Copy each line exactly.

§ Entries supplied
** begin **

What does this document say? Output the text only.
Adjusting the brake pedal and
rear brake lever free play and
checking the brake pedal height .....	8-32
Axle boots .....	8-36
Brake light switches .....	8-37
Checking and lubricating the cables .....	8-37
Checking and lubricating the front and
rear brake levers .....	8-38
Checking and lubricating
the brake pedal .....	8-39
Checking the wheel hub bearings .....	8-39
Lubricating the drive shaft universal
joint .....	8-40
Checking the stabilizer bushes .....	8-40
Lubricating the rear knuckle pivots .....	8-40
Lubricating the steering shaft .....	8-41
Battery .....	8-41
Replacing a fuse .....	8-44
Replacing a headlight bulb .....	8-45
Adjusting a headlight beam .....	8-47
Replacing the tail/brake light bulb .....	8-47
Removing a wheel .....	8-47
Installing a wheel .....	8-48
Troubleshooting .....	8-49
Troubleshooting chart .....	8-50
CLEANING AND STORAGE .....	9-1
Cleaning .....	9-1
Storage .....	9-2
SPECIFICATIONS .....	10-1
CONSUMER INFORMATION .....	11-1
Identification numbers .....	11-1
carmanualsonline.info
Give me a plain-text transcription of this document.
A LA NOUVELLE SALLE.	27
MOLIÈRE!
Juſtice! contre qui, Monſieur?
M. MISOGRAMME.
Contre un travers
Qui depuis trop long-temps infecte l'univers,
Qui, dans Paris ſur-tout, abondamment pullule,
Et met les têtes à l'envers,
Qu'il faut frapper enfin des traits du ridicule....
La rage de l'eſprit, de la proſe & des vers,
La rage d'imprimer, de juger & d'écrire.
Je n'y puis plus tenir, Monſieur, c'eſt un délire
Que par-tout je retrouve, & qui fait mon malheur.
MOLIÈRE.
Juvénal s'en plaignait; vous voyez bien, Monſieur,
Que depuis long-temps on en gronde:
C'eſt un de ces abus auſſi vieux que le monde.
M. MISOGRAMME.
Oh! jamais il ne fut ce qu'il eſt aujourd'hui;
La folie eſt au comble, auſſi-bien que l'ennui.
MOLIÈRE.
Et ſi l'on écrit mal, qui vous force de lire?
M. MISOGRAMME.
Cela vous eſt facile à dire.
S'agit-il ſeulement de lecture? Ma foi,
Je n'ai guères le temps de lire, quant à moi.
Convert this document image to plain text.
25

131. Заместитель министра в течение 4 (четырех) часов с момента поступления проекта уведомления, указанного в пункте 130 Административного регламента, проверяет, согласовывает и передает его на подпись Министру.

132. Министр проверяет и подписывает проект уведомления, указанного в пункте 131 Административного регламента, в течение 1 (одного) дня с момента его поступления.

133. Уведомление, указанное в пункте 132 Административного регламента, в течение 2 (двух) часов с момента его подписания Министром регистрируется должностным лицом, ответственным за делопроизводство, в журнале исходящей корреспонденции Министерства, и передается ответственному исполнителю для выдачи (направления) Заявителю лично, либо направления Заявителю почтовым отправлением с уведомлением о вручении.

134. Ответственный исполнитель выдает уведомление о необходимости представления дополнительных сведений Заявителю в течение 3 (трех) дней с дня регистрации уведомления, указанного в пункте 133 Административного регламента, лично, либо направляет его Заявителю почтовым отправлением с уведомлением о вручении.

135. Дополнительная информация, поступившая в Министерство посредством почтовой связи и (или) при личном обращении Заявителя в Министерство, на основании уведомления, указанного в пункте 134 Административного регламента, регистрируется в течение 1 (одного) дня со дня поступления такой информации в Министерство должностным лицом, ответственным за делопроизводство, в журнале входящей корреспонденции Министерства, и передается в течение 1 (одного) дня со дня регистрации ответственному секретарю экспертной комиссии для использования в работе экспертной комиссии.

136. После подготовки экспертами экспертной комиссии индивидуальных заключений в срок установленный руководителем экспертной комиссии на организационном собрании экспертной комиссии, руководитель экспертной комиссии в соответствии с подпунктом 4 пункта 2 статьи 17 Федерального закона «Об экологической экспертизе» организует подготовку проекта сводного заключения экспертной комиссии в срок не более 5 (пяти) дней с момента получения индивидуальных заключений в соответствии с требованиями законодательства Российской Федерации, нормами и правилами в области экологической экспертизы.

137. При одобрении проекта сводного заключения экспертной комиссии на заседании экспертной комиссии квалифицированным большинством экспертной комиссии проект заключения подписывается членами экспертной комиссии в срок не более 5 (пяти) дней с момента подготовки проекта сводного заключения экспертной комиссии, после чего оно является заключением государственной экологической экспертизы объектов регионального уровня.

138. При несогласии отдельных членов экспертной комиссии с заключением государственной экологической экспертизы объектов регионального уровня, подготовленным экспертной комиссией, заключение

** end **

§ Output for this task
What does this document say? Output the text only.
Adjusting the brake pedal and
rear brake lever free play and
checking the brake pedal height .....	8-32
Axle boots .....	8-36
Brake light switches .....	8-37
Checking and lubricating the cables .....	8-37
Checking and lubricating the front and
rear brake levers .....	8-38
Checking and lubricating
the brake pedal .....	8-39
Checking the wheel hub bearings .....	8-39
Lubricating the drive shaft universal
joint .....	8-40
Checking the stabilizer bushes .....	8-40
Lubricating the rear knuckle pivots .....	8-40
Lubricating the steering shaft .....	8-41
Battery .....	8-41
Replacing a fuse .....	8-44
Replacing a headlight bulb .....	8-45
Adjusting a headlight beam .....	8-47
Replacing the tail/brake light bulb .....	8-47
Removing a wheel .....	8-47
Installing a wheel .....	8-48
Troubleshooting .....	8-49
Troubleshooting chart .....	8-50
CLEANING AND STORAGE .....	9-1
Cleaning .....	9-1
Storage .....	9-2
SPECIFICATIONS .....	10-1
CONSUMER INFORMATION .....	11-1
Identification numbers .....	11-1
carmanualsonline.info
Give me a plain-text transcription of this document.
A LA NOUVELLE SALLE.	27
MOLIÈRE!
Juſtice! contre qui, Monſieur?
M. MISOGRAMME.
Contre un travers
Qui depuis trop long-temps infecte l'univers,
Qui, dans Paris ſur-tout, abondamment pullule,
Et met les têtes à l'envers,
Qu'il faut frapper enfin des traits du ridicule....
La rage de l'eſprit, de la proſe & des vers,
La rage d'imprimer, de juger & d'écrire.
Je n'y puis plus tenir, Monſieur, c'eſt un délire
Que par-tout je retrouve, & qui fait mon malheur.
MOLIÈRE.
Juvénal s'en plaignait; vous voyez bien, Monſieur,
Que depuis long-temps on en gronde:
C'eſt un de ces abus auſſi vieux que le monde.
M. MISOGRAMME.
Oh! jamais il ne fut ce qu'il eſt aujourd'hui;
La folie eſt au comble, auſſi-bien que l'ennui.
MOLIÈRE.
Et ſi l'on écrit mal, qui vous force de lire?
M. MISOGRAMME.
Cela vous eſt facile à dire.
S'agit-il ſeulement de lecture? Ma foi,
Je n'ai guères le temps de lire, quant à moi.
Convert this document image to plain text.
25

131. Заместитель министра в течение 4 (четырех) часов с момента поступления проекта уведомления, указанного в пункте 130 Административного регламента, проверяет, согласовывает и передает его на подпись Министру.

132. Министр проверяет и подписывает проект уведомления, указанного в пункте 131 Административного регламента, в течение 1 (одного) дня с момента его поступления.

133. Уведомление, указанное в пункте 132 Административного регламента, в течение 2 (двух) часов с момента его подписания Министром регистрируется должностным лицом, ответственным за делопроизводство, в журнале исходящей корреспонденции Министерства, и передается ответственному исполнителю для выдачи (направления) Заявителю лично, либо направления Заявителю почтовым отправлением с уведомлением о вручении.

134. Ответственный исполнитель выдает уведомление о необходимости представления дополнительных сведений Заявителю в течение 3 (трех) дней с дня регистрации уведомления, указанного в пункте 133 Административного регламента, лично, либо направляет его Заявителю почтовым отправлением с уведомлением о вручении.

135. Дополнительная информация, поступившая в Министерство посредством почтовой связи и (или) при личном обращении Заявителя в Министерство, на основании уведомления, указанного в пункте 134 Административного регламента, регистрируется в течение 1 (одного) дня со дня поступления такой информации в Министерство должностным лицом, ответственным за делопроизводство, в журнале входящей корреспонденции Министерства, и передается в течение 1 (одного) дня со дня регистрации ответственному секретарю экспертной комиссии для использования в работе экспертной комиссии.

136. После подготовки экспертами экспертной комиссии индивидуальных заключений в срок установленный руководителем экспертной комиссии на организационном собрании экспертной комиссии, руководитель экспертной комиссии в соответствии с подпунктом 4 пункта 2 статьи 17 Федерального закона «Об экологической экспертизе» организует подготовку проекта сводного заключения экспертной комиссии в срок не более 5 (пяти) дней с момента получения индивидуальных заключений в соответствии с требованиями законодательства Российской Федерации, нормами и правилами в области экологической экспертизы.

137. При одобрении проекта сводного заключения экспертной комиссии на заседании экспертной комиссии квалифицированным большинством экспертной комиссии проект заключения подписывается членами экспертной комиссии в срок не более 5 (пяти) дней с момента подготовки проекта сводного заключения экспертной комиссии, после чего оно является заключением государственной экологической экспертизы объектов регионального уровня.

138. При несогласии отдельных членов экспертной комиссии с заключением государственной экологической экспертизы объектов регионального уровня, подготовленным экспертной комиссией, заключение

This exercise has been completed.